▶ **DIRECTION**
Display every line of the records below that contains the string "window", copying each such line in full.

***** DATASET RECORDS

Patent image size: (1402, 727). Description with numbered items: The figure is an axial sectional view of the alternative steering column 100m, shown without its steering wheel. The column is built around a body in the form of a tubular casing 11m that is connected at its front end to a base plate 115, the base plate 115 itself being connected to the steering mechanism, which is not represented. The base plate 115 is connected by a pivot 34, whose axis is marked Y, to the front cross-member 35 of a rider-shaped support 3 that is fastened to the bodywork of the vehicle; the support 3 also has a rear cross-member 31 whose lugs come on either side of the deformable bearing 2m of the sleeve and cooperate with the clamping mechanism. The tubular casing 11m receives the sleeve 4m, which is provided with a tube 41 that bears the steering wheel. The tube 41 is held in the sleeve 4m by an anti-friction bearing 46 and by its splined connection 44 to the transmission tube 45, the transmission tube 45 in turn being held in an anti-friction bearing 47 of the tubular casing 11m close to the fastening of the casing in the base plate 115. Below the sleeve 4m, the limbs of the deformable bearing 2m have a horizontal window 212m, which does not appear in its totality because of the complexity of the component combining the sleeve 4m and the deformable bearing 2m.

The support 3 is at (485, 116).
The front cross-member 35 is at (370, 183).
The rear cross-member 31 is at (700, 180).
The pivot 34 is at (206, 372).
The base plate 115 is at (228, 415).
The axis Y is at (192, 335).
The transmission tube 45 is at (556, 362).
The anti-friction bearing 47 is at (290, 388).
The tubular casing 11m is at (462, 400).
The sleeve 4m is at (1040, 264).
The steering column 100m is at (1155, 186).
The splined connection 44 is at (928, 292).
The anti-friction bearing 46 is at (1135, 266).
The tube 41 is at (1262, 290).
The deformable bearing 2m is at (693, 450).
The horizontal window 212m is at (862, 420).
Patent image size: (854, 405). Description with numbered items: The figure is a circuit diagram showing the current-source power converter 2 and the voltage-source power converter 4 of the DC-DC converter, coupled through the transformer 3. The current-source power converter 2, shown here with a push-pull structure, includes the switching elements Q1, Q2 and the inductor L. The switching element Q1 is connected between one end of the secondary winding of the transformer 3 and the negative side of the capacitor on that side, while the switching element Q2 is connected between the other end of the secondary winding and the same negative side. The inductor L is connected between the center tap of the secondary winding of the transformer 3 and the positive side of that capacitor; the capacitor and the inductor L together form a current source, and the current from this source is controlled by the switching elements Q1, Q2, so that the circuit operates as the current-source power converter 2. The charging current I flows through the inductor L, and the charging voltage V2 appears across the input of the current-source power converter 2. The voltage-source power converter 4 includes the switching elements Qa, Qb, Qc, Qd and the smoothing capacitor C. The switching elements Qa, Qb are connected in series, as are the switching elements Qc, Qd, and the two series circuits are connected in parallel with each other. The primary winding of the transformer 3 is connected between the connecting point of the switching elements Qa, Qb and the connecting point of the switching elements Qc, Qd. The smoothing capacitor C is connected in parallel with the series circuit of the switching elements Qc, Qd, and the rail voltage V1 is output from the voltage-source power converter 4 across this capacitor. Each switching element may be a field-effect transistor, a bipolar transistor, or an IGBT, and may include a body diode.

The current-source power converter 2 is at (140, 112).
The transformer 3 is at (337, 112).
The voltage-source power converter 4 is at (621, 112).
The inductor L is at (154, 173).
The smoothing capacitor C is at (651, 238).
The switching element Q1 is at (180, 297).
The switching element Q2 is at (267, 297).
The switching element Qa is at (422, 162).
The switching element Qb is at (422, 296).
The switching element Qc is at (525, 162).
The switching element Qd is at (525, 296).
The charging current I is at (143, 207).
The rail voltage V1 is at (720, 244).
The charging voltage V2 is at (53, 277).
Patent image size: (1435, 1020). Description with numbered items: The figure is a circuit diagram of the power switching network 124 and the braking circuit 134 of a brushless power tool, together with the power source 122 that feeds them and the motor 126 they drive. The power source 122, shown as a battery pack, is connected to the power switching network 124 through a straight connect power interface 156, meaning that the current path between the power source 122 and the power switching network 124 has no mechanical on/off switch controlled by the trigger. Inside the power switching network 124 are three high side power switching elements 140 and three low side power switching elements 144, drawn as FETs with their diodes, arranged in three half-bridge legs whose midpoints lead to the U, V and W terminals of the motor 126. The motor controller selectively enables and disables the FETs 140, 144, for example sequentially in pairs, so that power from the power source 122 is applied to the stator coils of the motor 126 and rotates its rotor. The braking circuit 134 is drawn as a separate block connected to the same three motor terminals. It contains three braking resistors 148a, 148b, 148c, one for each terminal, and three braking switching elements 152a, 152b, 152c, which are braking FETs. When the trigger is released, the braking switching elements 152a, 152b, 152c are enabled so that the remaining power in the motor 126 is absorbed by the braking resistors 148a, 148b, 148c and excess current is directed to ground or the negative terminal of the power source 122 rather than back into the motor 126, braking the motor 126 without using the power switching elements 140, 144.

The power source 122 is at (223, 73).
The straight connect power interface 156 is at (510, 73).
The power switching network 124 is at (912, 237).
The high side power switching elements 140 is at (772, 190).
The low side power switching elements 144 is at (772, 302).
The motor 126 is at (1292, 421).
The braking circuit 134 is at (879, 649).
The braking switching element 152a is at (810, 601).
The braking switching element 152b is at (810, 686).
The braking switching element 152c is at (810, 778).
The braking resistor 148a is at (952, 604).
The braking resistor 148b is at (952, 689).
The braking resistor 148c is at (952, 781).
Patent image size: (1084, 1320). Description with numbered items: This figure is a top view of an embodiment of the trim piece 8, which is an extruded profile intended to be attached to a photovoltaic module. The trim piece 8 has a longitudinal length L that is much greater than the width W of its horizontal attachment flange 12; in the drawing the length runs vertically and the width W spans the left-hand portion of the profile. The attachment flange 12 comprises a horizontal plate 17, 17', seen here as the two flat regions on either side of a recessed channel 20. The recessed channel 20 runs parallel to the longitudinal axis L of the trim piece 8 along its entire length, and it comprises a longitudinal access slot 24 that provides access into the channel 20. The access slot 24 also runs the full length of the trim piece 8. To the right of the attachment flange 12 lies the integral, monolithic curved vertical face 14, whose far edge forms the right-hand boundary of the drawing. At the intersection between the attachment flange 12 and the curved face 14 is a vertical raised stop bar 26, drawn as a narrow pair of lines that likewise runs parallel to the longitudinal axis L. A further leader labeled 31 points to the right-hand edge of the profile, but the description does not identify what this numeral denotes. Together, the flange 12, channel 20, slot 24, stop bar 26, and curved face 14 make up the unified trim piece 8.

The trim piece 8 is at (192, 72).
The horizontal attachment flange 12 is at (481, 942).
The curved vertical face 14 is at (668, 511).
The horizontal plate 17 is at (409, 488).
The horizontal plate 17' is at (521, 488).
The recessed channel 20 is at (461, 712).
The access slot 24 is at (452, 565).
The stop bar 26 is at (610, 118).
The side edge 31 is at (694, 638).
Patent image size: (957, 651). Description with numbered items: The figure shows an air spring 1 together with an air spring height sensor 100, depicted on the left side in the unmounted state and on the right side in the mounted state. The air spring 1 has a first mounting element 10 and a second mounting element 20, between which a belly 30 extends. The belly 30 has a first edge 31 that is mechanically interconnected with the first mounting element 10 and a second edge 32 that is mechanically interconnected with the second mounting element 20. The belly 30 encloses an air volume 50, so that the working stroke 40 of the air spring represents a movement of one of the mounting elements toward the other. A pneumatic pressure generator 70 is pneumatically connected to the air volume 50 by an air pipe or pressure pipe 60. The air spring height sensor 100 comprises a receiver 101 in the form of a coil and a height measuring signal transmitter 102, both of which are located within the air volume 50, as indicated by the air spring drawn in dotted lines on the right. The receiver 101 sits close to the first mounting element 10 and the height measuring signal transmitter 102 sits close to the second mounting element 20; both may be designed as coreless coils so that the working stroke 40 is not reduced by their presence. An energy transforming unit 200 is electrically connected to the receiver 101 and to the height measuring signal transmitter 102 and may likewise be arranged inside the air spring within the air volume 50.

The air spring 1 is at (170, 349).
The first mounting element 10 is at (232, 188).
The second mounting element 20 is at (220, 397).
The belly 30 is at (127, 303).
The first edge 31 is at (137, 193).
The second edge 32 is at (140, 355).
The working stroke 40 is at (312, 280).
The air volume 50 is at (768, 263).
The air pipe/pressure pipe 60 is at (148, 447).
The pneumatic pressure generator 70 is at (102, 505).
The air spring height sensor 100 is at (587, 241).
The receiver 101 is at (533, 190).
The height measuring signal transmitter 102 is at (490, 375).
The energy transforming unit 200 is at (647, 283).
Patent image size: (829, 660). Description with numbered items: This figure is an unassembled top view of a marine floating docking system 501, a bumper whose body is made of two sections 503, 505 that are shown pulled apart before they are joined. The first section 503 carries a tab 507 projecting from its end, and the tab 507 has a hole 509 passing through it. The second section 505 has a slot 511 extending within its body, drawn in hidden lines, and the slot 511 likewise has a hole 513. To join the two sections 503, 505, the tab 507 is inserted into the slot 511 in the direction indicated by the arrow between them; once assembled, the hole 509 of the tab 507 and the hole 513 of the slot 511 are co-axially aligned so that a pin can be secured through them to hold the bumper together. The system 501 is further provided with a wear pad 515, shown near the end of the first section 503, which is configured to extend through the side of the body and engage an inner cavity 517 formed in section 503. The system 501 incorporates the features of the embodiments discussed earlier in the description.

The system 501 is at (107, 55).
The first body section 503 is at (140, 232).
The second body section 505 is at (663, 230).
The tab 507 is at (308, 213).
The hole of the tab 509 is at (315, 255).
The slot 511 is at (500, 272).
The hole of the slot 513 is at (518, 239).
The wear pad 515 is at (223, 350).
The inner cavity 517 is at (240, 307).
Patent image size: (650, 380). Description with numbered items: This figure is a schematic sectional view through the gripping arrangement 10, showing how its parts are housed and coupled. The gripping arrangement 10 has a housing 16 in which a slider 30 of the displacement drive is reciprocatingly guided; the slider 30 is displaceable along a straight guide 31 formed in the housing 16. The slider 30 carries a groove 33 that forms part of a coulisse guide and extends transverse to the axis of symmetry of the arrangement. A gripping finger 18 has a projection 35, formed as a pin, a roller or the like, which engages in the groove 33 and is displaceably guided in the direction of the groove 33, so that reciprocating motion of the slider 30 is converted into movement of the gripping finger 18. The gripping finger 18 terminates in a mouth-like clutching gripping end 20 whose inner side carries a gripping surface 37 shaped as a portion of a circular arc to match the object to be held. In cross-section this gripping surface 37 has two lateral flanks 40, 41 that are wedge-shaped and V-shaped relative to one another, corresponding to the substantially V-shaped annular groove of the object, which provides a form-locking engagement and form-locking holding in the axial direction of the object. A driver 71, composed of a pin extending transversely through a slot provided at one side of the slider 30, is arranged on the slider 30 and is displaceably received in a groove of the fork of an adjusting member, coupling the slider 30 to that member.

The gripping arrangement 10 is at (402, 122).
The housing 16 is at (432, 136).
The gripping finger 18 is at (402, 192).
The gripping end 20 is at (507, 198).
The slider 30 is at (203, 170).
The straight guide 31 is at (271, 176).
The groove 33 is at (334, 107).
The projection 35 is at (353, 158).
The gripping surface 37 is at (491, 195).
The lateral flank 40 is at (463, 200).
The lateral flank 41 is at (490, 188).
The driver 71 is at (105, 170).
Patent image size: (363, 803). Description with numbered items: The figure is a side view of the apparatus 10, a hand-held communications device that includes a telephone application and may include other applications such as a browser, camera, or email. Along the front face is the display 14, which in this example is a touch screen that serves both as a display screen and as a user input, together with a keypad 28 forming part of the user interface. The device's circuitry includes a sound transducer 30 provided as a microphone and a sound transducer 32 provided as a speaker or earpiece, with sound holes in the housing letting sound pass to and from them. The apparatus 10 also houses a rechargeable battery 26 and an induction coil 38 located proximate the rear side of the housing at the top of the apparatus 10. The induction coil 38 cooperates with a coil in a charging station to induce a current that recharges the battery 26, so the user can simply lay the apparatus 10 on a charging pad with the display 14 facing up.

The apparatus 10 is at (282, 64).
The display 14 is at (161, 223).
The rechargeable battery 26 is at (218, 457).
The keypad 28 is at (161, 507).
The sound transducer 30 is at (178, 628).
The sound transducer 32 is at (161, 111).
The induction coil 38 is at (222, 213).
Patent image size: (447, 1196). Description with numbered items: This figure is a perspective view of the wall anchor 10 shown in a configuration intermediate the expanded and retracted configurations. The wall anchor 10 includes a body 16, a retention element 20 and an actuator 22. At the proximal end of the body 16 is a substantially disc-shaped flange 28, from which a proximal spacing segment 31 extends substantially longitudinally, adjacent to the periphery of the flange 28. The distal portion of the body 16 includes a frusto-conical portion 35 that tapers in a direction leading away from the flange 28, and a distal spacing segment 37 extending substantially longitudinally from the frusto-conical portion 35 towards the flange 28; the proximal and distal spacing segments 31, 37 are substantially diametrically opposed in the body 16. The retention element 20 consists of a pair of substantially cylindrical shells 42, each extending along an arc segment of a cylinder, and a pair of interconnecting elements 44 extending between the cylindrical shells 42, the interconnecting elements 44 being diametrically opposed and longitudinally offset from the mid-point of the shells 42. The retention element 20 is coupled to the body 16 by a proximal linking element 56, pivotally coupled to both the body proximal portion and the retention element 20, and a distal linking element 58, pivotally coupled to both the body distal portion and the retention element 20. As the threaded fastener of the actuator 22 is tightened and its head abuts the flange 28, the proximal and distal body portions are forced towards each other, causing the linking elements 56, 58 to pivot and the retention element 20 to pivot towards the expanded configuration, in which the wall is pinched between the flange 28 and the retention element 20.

**********

▶ **WRITTEN ANSWER**
Patent image size: (1402, 727). Description with numbered items: The figure is an axial sectional view of the alternative steering column 100m, shown without its steering wheel. The column is built around a body in the form of a tubular casing 11m that is connected at its front end to a base plate 115, the base plate 115 itself being connected to the steering mechanism, which is not represented. The base plate 115 is connected by a pivot 34, whose axis is marked Y, to the front cross-member 35 of a rider-shaped support 3 that is fastened to the bodywork of the vehicle; the support 3 also has a rear cross-member 31 whose lugs come on either side of the deformable bearing 2m of the sleeve and cooperate with the clamping mechanism. The tubular casing 11m receives the sleeve 4m, which is provided with a tube 41 that bears the steering wheel. The tube 41 is held in the sleeve 4m by an anti-friction bearing 46 and by its splined connection 44 to the transmission tube 45, the transmission tube 45 in turn being held in an anti-friction bearing 47 of the tubular casing 11m close to the fastening of the casing in the base plate 115. Below the sleeve 4m, the limbs of the deformable bearing 2m have a horizontal window 212m, which does not appear in its totality because of the complexity of the component combining the sleeve 4m and the deformable bearing 2m.
The horizontal window 212m is at (862, 420).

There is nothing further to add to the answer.